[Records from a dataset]
—————
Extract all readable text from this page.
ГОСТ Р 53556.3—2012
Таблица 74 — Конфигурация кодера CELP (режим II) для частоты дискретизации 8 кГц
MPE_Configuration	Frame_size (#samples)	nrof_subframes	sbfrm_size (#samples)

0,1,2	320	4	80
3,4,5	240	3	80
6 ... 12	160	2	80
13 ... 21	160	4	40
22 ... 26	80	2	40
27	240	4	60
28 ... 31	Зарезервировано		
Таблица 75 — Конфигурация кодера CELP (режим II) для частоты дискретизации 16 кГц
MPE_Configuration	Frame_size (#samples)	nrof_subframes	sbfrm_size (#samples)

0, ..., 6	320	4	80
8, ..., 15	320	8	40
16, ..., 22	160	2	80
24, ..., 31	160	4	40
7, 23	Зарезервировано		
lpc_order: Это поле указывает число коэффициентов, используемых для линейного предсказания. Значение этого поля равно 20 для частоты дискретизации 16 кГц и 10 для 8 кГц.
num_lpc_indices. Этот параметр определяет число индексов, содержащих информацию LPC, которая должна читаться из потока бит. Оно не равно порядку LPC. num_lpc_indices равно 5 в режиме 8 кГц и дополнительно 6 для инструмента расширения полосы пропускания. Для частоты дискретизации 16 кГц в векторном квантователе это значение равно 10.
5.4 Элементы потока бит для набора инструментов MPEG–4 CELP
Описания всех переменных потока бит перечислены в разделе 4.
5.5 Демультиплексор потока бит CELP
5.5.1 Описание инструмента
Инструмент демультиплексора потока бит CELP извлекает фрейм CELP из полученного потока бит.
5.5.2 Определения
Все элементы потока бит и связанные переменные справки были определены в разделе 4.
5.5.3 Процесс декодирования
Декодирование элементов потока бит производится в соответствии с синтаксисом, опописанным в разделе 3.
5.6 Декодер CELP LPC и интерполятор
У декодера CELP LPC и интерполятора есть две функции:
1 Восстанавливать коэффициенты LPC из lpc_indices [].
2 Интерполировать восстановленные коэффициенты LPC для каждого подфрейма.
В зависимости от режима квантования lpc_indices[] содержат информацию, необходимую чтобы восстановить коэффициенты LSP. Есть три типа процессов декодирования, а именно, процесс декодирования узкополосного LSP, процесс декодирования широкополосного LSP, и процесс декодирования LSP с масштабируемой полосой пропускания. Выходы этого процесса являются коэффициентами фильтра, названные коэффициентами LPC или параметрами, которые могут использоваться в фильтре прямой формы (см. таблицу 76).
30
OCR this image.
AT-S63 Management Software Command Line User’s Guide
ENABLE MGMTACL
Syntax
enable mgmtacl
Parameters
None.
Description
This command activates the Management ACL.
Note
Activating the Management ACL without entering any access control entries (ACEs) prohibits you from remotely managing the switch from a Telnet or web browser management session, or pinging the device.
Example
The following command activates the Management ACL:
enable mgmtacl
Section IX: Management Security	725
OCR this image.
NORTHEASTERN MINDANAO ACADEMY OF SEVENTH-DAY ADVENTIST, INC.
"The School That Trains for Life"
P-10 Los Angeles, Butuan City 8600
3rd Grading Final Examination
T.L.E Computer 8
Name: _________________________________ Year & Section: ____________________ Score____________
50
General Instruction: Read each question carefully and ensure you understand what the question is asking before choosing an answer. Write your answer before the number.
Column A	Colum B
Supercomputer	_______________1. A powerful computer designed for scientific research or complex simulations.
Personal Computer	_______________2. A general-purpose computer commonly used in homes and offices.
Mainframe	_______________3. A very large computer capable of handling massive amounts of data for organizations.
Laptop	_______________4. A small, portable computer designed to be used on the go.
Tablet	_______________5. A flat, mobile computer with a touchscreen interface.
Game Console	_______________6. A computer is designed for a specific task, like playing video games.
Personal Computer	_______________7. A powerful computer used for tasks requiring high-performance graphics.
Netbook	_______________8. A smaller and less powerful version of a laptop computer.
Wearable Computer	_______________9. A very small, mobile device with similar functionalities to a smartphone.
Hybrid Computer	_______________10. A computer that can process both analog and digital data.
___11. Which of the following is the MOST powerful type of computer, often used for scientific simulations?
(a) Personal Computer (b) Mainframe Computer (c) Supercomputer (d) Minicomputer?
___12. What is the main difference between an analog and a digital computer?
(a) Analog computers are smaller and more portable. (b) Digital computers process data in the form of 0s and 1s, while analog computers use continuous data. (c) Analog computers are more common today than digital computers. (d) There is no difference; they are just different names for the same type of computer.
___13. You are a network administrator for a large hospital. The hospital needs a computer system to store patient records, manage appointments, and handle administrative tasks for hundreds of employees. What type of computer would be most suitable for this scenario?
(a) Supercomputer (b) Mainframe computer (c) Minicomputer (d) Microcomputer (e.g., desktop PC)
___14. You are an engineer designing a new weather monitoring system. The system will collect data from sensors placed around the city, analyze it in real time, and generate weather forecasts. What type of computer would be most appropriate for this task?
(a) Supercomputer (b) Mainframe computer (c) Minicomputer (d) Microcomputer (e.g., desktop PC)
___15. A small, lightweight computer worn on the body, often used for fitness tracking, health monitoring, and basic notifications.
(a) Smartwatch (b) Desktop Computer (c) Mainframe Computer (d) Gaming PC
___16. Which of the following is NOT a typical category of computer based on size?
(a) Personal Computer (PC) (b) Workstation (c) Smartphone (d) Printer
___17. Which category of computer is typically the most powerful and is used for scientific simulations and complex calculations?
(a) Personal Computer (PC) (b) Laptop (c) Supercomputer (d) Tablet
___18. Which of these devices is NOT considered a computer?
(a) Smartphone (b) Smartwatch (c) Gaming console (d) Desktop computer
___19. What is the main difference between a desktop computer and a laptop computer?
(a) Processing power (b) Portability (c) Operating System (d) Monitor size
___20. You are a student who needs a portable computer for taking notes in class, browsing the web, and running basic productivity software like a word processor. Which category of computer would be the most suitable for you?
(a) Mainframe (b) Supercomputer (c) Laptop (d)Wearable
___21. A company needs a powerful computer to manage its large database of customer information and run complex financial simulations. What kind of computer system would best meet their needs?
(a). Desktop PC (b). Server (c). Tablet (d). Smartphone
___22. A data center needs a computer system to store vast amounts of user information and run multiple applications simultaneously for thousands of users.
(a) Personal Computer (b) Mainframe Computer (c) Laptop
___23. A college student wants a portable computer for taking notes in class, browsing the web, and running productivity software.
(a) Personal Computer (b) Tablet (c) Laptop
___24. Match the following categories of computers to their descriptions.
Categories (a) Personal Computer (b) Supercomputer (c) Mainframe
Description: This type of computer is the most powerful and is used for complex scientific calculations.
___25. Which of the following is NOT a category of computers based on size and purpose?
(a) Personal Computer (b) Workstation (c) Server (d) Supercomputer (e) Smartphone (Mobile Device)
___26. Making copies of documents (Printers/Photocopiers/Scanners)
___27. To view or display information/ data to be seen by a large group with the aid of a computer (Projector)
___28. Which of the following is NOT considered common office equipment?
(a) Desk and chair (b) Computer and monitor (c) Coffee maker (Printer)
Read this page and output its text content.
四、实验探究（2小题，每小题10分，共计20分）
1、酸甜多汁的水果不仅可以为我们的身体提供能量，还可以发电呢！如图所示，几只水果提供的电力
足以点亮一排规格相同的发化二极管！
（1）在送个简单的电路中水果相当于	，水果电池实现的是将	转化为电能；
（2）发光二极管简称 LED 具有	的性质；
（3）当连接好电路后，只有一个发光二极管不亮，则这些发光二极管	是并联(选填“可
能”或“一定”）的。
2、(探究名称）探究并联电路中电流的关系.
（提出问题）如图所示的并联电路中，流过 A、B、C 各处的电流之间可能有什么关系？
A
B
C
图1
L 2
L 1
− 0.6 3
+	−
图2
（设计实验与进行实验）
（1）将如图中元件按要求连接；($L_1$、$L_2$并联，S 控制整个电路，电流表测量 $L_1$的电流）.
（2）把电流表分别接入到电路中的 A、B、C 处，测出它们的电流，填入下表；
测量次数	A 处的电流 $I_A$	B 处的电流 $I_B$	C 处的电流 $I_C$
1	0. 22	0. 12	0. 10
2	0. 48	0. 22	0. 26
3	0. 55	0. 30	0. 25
—————
BRIEF: Filter the data for the string "декодирования" and copy every line that has it.

EXERCISE RESPONSE:
5.5.3 Процесс декодирования
В зависимости от режима квантования lpc_indices[] содержат информацию, необходимую чтобы восстановить коэффициенты LSP. Есть три типа процессов декодирования, а именно, процесс декодирования узкополосного LSP, процесс декодирования широкополосного LSP, и процесс декодирования LSP с масштабируемой полосой пропускания. Выходы этого процесса являются коэффициентами фильтра, названные коэффициентами LPC или параметрами, которые могут использоваться в фильтре прямой формы (см. таблицу 76).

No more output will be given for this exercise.